渋谷:今日は、アメリカのビザについてお伺いしたいと思います。今、一番人気のあるビザはアメリカだと聞きましたが、それは本当ですか?
[ 目次 ]
足利:アメリカに住んでいる日本人の数は45万人。世界で一番多いのがアメリカです。アメリカに移住したい人もたくさんいますし、駐在員もたくさんいます。プチ移住した人もいます。ですから、圧倒的にマスというか、人数が多いのがアメリカです。
渋谷:アメリカのビザを取るとなると、お子さんの留学に絡めてとか、もしくはある程度資産を貯めて憧れのアメリカに住みたいとか、以前よくあったビジネスのビザを取りたいなど、いろいろあると思います。今、一番人気があるのはどういうものですか?
足利:駐在員で行く人たちは、雇用主がいるため、それなりにビザが決まってきます。しかし、何も当てがない方たちにとっては、E-2というビザが一番の人気です。投資駐在員ビザとアメリカ大使館では名称としていますが、事業に投資することで移住できるビザとなります。
渋谷:少しビザの種類を整理します。いわゆる学生ビザや配偶者のビザなど、いろいろ種類があります。大きく分けると何個ぐらいに分かれるのですか?
足利:アメリカはたくさんあり、E、J、Lなどがあります。ですが、全く雇用主がいない人たちが使えるビザとなると、多分投資家ビザ(E-2)を考えるか、EB-5というグリーンカードを取る。もっとハードルが低いものとしてはF-1という学生ビザ。恐らく、この三つに集約されます。
渋谷:では、私のところにご相談いただくような、資産管理として海外ビザを考えている方で言えば、お子様の留学か、雇用されていない状態であれば、E-2が中心となるとの認識で合っていますか?
足利:正しいです。
渋谷:今、E-2の話を聞きました。実際、E-2を取得するときにはどういった要件で、どういうことが必要なのかを教えていただけますか?
足利: E-2の一番の目的はビジネスです。アメリカでビジネスをするためのビザですから。具体的には、ラーメン屋さんをやったり、ハワイなどでエステサロンをやったり、あとはロサンゼルスで銀だこをやったりということもあります。要は、経営者として行くビザです。
============================================================
◆ **課題の指示**
• a. 本文のうち、「足利:駐在員で行く人たちは、」で始まり「個ぐらいに分かれるのですか?」までの部分を、一字も変えずに返しなさい。
• b. 本文によると、アメリカに住んでいる日本人の数は何人ですか。
• c. E-2のビザで行うビジネスの具体例として本文に挙げられているものを、すべて書き出しなさい。
本文の後に並ぶ行は、解答には必要ありません。

◆ **データ部分**
============================================================
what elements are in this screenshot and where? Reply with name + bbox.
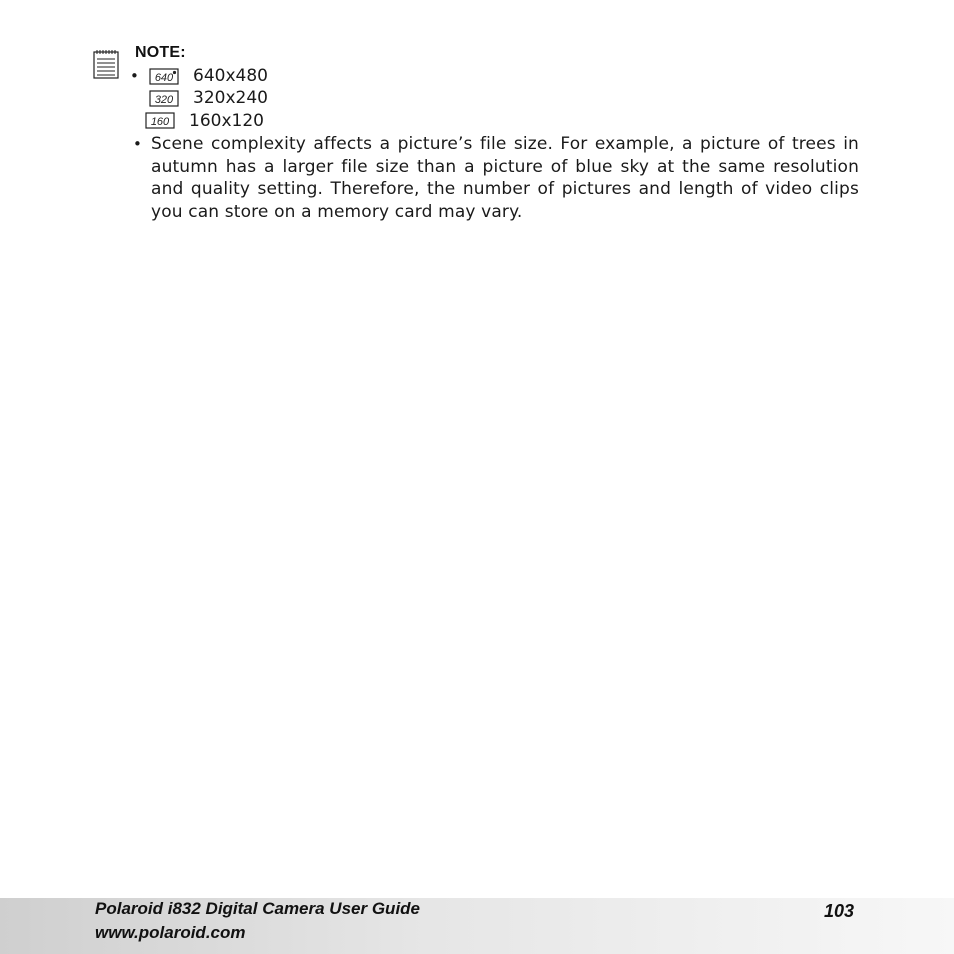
============================================================
◆ **課題ごとの解答**
• a.
足利:駐在員で行く人たちは、雇用主がいるため、それなりにビザが決まってきます。しかし、何も当てがない方たちにとっては、E-2というビザが一番の人気です。投資駐在員ビザとアメリカ大使館では名称としていますが、事業に投資することで移住できるビザとなります。
渋谷:少しビザの種類を整理します。いわゆる学生ビザや配偶者のビザなど、いろいろ種類があります。大きく分けると何個ぐらいに分かれるのですか?

• b. 45万人です。

• c.
・ラーメン屋さん
・ハワイなどでのエステサロン
・ロサンゼルスでの銀だこ